Reproduce the lines below verbatim, leaving out the pictures.
======== RAW RECORDS
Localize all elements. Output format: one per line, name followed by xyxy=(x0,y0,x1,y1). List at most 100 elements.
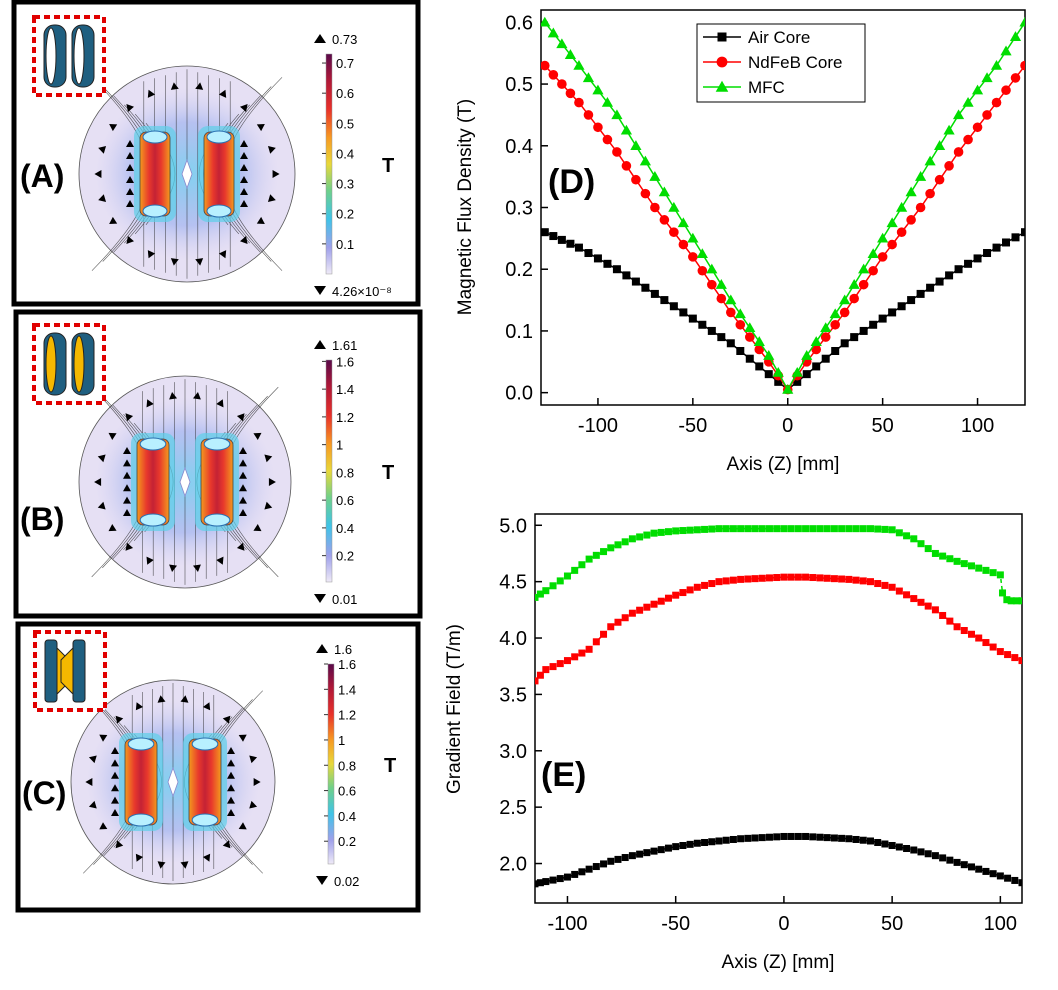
colorbar: 0.7 0.6 0.5 0.4 0.3 0.2 0.1 0.73 4.26×10⁻⁸ T xyxy=(314,32,394,299)
data-point xyxy=(794,573,802,581)
data-point xyxy=(953,858,961,866)
colorbar-tick-label: 1.6 xyxy=(338,657,356,672)
data-point xyxy=(1019,16,1025,27)
data-point xyxy=(535,880,539,888)
data-point xyxy=(1011,233,1020,242)
data-point xyxy=(924,850,932,858)
data-point xyxy=(905,186,917,197)
field-arrow xyxy=(227,759,235,767)
data-point xyxy=(954,265,963,274)
data-point xyxy=(907,296,916,305)
coil-edge-hotspot xyxy=(127,813,155,827)
field-arrow xyxy=(195,82,204,90)
data-point xyxy=(850,333,859,342)
field-arrow xyxy=(115,715,124,724)
data-point xyxy=(868,265,878,276)
data-point xyxy=(631,174,641,185)
field-arrow xyxy=(240,140,248,147)
field-arrow xyxy=(109,123,118,132)
coil-bore xyxy=(73,335,85,393)
field-arrow xyxy=(126,188,134,195)
data-point xyxy=(953,623,961,631)
data-point xyxy=(765,574,773,582)
field-arrow xyxy=(146,556,154,565)
data-point xyxy=(541,228,549,237)
x-tick-label: 50 xyxy=(872,415,894,437)
data-point xyxy=(845,835,853,843)
coil-cross-section xyxy=(136,438,170,526)
data-point xyxy=(845,575,853,583)
field-arrow xyxy=(146,399,154,408)
field-arrow xyxy=(123,459,131,467)
data-point xyxy=(888,308,897,317)
data-point xyxy=(744,322,756,333)
colorbar-gradient xyxy=(325,53,333,275)
data-point xyxy=(737,575,745,583)
data-point xyxy=(735,319,746,330)
data-point xyxy=(585,555,593,563)
data-point xyxy=(706,263,718,274)
data-point xyxy=(678,239,689,250)
field-arrow xyxy=(227,784,235,792)
data-point xyxy=(620,124,633,135)
field-arrow xyxy=(222,840,231,849)
series-line xyxy=(535,576,1022,682)
data-point xyxy=(549,663,557,671)
field-arrow xyxy=(108,524,117,532)
colorbar-tick-label: 0.8 xyxy=(338,758,356,773)
data-point xyxy=(983,249,992,258)
series-line xyxy=(535,527,1022,602)
coil-cross-section xyxy=(188,738,222,826)
data-point xyxy=(866,525,874,533)
colorbar-tick-label: 0.6 xyxy=(336,493,354,508)
field-arrow xyxy=(135,702,144,711)
colorbar-tick-label: 0.3 xyxy=(336,177,354,192)
data-point xyxy=(772,366,784,377)
data-point xyxy=(650,847,658,855)
data-point xyxy=(737,835,745,843)
data-point xyxy=(859,577,867,585)
legend: Air Core NdFeB Core MFC xyxy=(696,23,866,103)
min-value: 4.26×10⁻⁸ xyxy=(332,284,392,299)
data-point xyxy=(999,589,1007,597)
field-arrow xyxy=(218,250,227,259)
data-point xyxy=(975,564,983,572)
field-arrow xyxy=(240,164,248,171)
field-arrow xyxy=(111,747,119,754)
data-point xyxy=(585,865,593,873)
data-point xyxy=(859,525,867,533)
data-point xyxy=(810,336,822,346)
data-point xyxy=(975,634,983,642)
data-point xyxy=(715,578,723,586)
data-point xyxy=(903,591,911,599)
colorbar-tick-label: 0.5 xyxy=(336,116,354,131)
data-point xyxy=(607,857,615,865)
data-point xyxy=(946,555,954,563)
data-point xyxy=(774,377,783,386)
x-tick-label: -100 xyxy=(547,913,587,935)
data-point xyxy=(565,88,576,99)
data-point xyxy=(802,832,810,840)
data-point xyxy=(717,333,726,342)
field-arrow xyxy=(115,840,124,849)
data-point xyxy=(996,872,1004,880)
data-point xyxy=(592,84,604,95)
data-point xyxy=(717,32,727,42)
data-point xyxy=(614,541,622,549)
field-arrow xyxy=(202,702,211,711)
field-arrow xyxy=(253,778,261,786)
data-point xyxy=(657,528,665,536)
data-point xyxy=(715,80,729,92)
data-point xyxy=(669,302,678,311)
simulation-panel-b: 1.6 1.4 1.2 1 0.8 0.6 0.4 0.2 1.61 0.01 T (B) xyxy=(13,309,423,619)
data-point xyxy=(1004,651,1012,659)
field-arrow xyxy=(157,861,166,869)
field-arrow xyxy=(97,454,106,463)
field-arrow xyxy=(238,822,247,830)
field-arrow xyxy=(253,524,262,532)
field-arrow xyxy=(253,432,262,440)
data-point xyxy=(578,649,586,657)
data-point xyxy=(725,294,737,305)
data-point xyxy=(664,594,672,602)
field-arrow xyxy=(236,413,245,422)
================
FULL RESPONSE:
Localize all elements. Output format: one per line, name followed by xyxy=(x0,y0,x1,y1). List at most 100 elements.
colorbar: 0.7 0.6 0.5 0.4 0.3 0.2 0.1 0.73 4.26×10⁻⁸ T xyxy=(314,32,394,299)
data-point xyxy=(794,573,802,581)
data-point xyxy=(953,858,961,866)
colorbar-tick-label: 1.6 xyxy=(338,657,356,672)
data-point xyxy=(1019,16,1025,27)
data-point xyxy=(535,880,539,888)
data-point xyxy=(1011,233,1020,242)
data-point xyxy=(924,850,932,858)
data-point xyxy=(905,186,917,197)
field-arrow xyxy=(227,759,235,767)
data-point xyxy=(954,265,963,274)
data-point xyxy=(907,296,916,305)
coil-edge-hotspot xyxy=(127,813,155,827)
field-arrow xyxy=(195,82,204,90)
data-point xyxy=(850,333,859,342)
field-arrow xyxy=(115,715,124,724)
data-point xyxy=(868,265,878,276)
data-point xyxy=(631,174,641,185)
field-arrow xyxy=(240,140,248,147)
field-arrow xyxy=(109,123,118,132)
coil-bore xyxy=(73,335,85,393)
field-arrow xyxy=(126,188,134,195)
data-point xyxy=(953,623,961,631)
data-point xyxy=(765,574,773,582)
field-arrow xyxy=(146,556,154,565)
data-point xyxy=(541,228,549,237)
x-tick-label: 50 xyxy=(872,415,894,437)
data-point xyxy=(845,835,853,843)
coil-cross-section xyxy=(136,438,170,526)
data-point xyxy=(845,575,853,583)
field-arrow xyxy=(146,399,154,408)
field-arrow xyxy=(123,459,131,467)
data-point xyxy=(888,308,897,317)
data-point xyxy=(744,322,756,333)
colorbar-gradient xyxy=(325,53,333,275)
data-point xyxy=(737,575,745,583)
data-point xyxy=(735,319,746,330)
data-point xyxy=(585,555,593,563)
data-point xyxy=(706,263,718,274)
data-point xyxy=(678,239,689,250)
field-arrow xyxy=(227,784,235,792)
data-point xyxy=(620,124,633,135)
field-arrow xyxy=(222,840,231,849)
series-line xyxy=(535,576,1022,682)
data-point xyxy=(549,663,557,671)
field-arrow xyxy=(108,524,117,532)
colorbar-tick-label: 0.8 xyxy=(338,758,356,773)
data-point xyxy=(983,249,992,258)
series-line xyxy=(535,527,1022,602)
coil-cross-section xyxy=(188,738,222,826)
data-point xyxy=(866,525,874,533)
colorbar-tick-label: 0.6 xyxy=(336,493,354,508)
field-arrow xyxy=(135,702,144,711)
colorbar-tick-label: 0.3 xyxy=(336,177,354,192)
data-point xyxy=(772,366,784,377)
data-point xyxy=(650,847,658,855)
data-point xyxy=(737,835,745,843)
data-point xyxy=(859,577,867,585)
legend: Air Core NdFeB Core MFC xyxy=(696,23,866,103)
min-value: 4.26×10⁻⁸ xyxy=(332,284,392,299)
data-point xyxy=(999,589,1007,597)
field-arrow xyxy=(218,250,227,259)
data-point xyxy=(975,564,983,572)
field-arrow xyxy=(240,164,248,171)
field-arrow xyxy=(111,747,119,754)
data-point xyxy=(585,865,593,873)
data-point xyxy=(859,525,867,533)
data-point xyxy=(810,336,822,346)
data-point xyxy=(975,634,983,642)
data-point xyxy=(715,578,723,586)
data-point xyxy=(903,591,911,599)
colorbar-tick-label: 0.5 xyxy=(336,116,354,131)
data-point xyxy=(607,857,615,865)
data-point xyxy=(946,555,954,563)
data-point xyxy=(774,377,783,386)
x-tick-label: -100 xyxy=(547,913,587,935)
data-point xyxy=(565,88,576,99)
data-point xyxy=(802,832,810,840)
data-point xyxy=(717,333,726,342)
field-arrow xyxy=(115,840,124,849)
data-point xyxy=(996,872,1004,880)
data-point xyxy=(592,84,604,95)
data-point xyxy=(717,32,727,42)
data-point xyxy=(614,541,622,549)
field-arrow xyxy=(202,702,211,711)
field-arrow xyxy=(253,778,261,786)
data-point xyxy=(657,528,665,536)
data-point xyxy=(715,80,729,92)
data-point xyxy=(669,302,678,311)
simulation-panel-b: 1.6 1.4 1.2 1 0.8 0.6 0.4 0.2 1.61 0.01 T (B) xyxy=(13,309,423,619)
data-point xyxy=(1004,651,1012,659)
field-arrow xyxy=(157,861,166,869)
field-arrow xyxy=(97,454,106,463)
field-arrow xyxy=(238,822,247,830)
field-arrow xyxy=(253,524,262,532)
field-arrow xyxy=(253,432,262,440)
data-point xyxy=(578,649,586,657)
data-point xyxy=(725,294,737,305)
data-point xyxy=(664,594,672,602)
field-arrow xyxy=(236,413,245,422)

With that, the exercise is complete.